● Your goal: Extract every record, keeping each one exactly as it is.

(Records from a dataset)
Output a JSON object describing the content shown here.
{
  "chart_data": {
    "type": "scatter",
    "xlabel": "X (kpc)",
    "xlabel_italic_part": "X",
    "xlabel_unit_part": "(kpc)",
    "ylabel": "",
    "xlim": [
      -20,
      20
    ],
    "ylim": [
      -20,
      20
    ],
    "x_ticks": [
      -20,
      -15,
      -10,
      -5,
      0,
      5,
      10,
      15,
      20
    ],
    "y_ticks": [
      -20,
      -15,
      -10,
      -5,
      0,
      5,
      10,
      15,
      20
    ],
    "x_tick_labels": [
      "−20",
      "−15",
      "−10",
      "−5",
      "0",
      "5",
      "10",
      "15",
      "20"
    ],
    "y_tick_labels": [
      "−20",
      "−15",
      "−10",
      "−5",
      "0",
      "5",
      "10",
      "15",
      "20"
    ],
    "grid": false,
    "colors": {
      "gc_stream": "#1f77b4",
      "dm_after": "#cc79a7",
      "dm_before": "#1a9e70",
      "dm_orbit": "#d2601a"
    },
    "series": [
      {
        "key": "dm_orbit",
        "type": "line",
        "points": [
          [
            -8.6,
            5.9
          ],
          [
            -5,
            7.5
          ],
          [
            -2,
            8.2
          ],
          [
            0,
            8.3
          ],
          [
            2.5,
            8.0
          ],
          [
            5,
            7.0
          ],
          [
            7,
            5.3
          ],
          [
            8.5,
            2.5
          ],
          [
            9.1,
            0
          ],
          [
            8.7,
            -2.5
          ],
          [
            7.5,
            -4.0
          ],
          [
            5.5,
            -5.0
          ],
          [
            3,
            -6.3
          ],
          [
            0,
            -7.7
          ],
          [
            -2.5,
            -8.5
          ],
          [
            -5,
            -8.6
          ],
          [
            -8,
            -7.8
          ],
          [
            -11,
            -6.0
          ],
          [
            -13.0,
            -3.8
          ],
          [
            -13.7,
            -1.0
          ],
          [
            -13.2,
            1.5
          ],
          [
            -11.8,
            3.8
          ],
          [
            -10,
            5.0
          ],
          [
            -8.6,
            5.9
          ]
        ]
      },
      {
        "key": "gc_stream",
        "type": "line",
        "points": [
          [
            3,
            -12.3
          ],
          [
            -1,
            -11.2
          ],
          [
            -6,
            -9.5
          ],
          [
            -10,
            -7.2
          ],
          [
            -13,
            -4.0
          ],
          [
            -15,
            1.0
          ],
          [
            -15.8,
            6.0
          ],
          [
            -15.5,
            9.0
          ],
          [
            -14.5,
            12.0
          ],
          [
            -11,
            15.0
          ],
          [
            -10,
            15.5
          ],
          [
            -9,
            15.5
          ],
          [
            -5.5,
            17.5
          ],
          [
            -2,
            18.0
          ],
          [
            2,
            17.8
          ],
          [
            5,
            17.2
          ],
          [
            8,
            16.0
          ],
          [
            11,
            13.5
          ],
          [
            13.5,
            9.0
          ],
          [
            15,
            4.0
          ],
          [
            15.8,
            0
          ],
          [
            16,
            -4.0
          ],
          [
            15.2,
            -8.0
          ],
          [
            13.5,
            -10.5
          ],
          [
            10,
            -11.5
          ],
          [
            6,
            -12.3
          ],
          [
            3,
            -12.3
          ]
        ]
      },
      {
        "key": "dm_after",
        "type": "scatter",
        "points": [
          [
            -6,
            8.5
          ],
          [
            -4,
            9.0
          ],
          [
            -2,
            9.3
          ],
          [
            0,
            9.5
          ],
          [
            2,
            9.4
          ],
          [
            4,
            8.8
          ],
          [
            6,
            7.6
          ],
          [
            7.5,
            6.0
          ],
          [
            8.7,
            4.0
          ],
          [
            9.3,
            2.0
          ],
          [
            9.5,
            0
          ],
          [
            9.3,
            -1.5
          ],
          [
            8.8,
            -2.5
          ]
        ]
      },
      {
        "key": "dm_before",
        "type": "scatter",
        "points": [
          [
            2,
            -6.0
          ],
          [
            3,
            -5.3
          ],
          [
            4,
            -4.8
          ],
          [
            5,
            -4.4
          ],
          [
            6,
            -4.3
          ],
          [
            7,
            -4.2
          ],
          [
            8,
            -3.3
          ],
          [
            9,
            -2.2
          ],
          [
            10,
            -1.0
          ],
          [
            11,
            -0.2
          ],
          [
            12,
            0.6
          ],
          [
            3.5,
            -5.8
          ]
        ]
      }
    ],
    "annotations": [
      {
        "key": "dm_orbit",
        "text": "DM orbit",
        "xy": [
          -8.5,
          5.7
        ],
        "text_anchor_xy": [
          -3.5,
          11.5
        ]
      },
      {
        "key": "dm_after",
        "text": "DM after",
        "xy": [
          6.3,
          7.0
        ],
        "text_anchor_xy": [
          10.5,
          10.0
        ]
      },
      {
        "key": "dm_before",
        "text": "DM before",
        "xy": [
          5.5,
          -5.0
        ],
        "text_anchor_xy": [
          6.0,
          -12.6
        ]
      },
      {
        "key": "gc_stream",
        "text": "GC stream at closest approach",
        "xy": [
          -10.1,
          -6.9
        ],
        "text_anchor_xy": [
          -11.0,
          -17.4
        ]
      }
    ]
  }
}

● In response:
Output a JSON object describing the content shown here.
{
  "chart_data": {
    "type": "scatter",
    "xlabel": "X (kpc)",
    "xlabel_italic_part": "X",
    "xlabel_unit_part": "(kpc)",
    "ylabel": "",
    "xlim": [
      -20,
      20
    ],
    "ylim": [
      -20,
      20
    ],
    "x_ticks": [
      -20,
      -15,
      -10,
      -5,
      0,
      5,
      10,
      15,
      20
    ],
    "y_ticks": [
      -20,
      -15,
      -10,
      -5,
      0,
      5,
      10,
      15,
      20
    ],
    "x_tick_labels": [
      "−20",
      "−15",
      "−10",
      "−5",
      "0",
      "5",
      "10",
      "15",
      "20"
    ],
    "y_tick_labels": [
      "−20",
      "−15",
      "−10",
      "−5",
      "0",
      "5",
      "10",
      "15",
      "20"
    ],
    "grid": false,
    "colors": {
      "gc_stream": "#1f77b4",
      "dm_after": "#cc79a7",
      "dm_before": "#1a9e70",
      "dm_orbit": "#d2601a"
    },
    "series": [
      {
        "key": "dm_orbit",
        "type": "line",
        "points": [
          [
            -8.6,
            5.9
          ],
          [
            -5,
            7.5
          ],
          [
            -2,
            8.2
          ],
          [
            0,
            8.3
          ],
          [
            2.5,
            8.0
          ],
          [
            5,
            7.0
          ],
          [
            7,
            5.3
          ],
          [
            8.5,
            2.5
          ],
          [
            9.1,
            0
          ],
          [
            8.7,
            -2.5
          ],
          [
            7.5,
            -4.0
          ],
          [
            5.5,
            -5.0
          ],
          [
            3,
            -6.3
          ],
          [
            0,
            -7.7
          ],
          [
            -2.5,
            -8.5
          ],
          [
            -5,
            -8.6
          ],
          [
            -8,
            -7.8
          ],
          [
            -11,
            -6.0
          ],
          [
            -13.0,
            -3.8
          ],
          [
            -13.7,
            -1.0
          ],
          [
            -13.2,
            1.5
          ],
          [
            -11.8,
            3.8
          ],
          [
            -10,
            5.0
          ],
          [
            -8.6,
            5.9
          ]
        ]
      },
      {
        "key": "gc_stream",
        "type": "line",
        "points": [
          [
            3,
            -12.3
          ],
          [
            -1,
            -11.2
          ],
          [
            -6,
            -9.5
          ],
          [
            -10,
            -7.2
          ],
          [
            -13,
            -4.0
          ],
          [
            -15,
            1.0
          ],
          [
            -15.8,
            6.0
          ],
          [
            -15.5,
            9.0
          ],
          [
            -14.5,
            12.0
          ],
          [
            -11,
            15.0
          ],
          [
            -10,
            15.5
          ],
          [
            -9,
            15.5
          ],
          [
            -5.5,
            17.5
          ],
          [
            -2,
            18.0
          ],
          [
            2,
            17.8
          ],
          [
            5,
            17.2
          ],
          [
            8,
            16.0
          ],
          [
            11,
            13.5
          ],
          [
            13.5,
            9.0
          ],
          [
            15,
            4.0
          ],
          [
            15.8,
            0
          ],
          [
            16,
            -4.0
          ],
          [
            15.2,
            -8.0
          ],
          [
            13.5,
            -10.5
          ],
          [
            10,
            -11.5
          ],
          [
            6,
            -12.3
          ],
          [
            3,
            -12.3
          ]
        ]
      },
      {
        "key": "dm_after",
        "type": "scatter",
        "points": [
          [
            -6,
            8.5
          ],
          [
            -4,
            9.0
          ],
          [
            -2,
            9.3
          ],
          [
            0,
            9.5
          ],
          [
            2,
            9.4
          ],
          [
            4,
            8.8
          ],
          [
            6,
            7.6
          ],
          [
            7.5,
            6.0
          ],
          [
            8.7,
            4.0
          ],
          [
            9.3,
            2.0
          ],
          [
            9.5,
            0
          ],
          [
            9.3,
            -1.5
          ],
          [
            8.8,
            -2.5
          ]
        ]
      },
      {
        "key": "dm_before",
        "type": "scatter",
        "points": [
          [
            2,
            -6.0
          ],
          [
            3,
            -5.3
          ],
          [
            4,
            -4.8
          ],
          [
            5,
            -4.4
          ],
          [
            6,
            -4.3
          ],
          [
            7,
            -4.2
          ],
          [
            8,
            -3.3
          ],
          [
            9,
            -2.2
          ],
          [
            10,
            -1.0
          ],
          [
            11,
            -0.2
          ],
          [
            12,
            0.6
          ],
          [
            3.5,
            -5.8
          ]
        ]
      }
    ],
    "annotations": [
      {
        "key": "dm_orbit",
        "text": "DM orbit",
        "xy": [
          -8.5,
          5.7
        ],
        "text_anchor_xy": [
          -3.5,
          11.5
        ]
      },
      {
        "key": "dm_after",
        "text": "DM after",
        "xy": [
          6.3,
          7.0
        ],
        "text_anchor_xy": [
          10.5,
          10.0
        ]
      },
      {
        "key": "dm_before",
        "text": "DM before",
        "xy": [
          5.5,
          -5.0
        ],
        "text_anchor_xy": [
          6.0,
          -12.6
        ]
      },
      {
        "key": "gc_stream",
        "text": "GC stream at closest approach",
        "xy": [
          -10.1,
          -6.9
        ],
        "text_anchor_xy": [
          -11.0,
          -17.4
        ]
      }
    ]
  }
}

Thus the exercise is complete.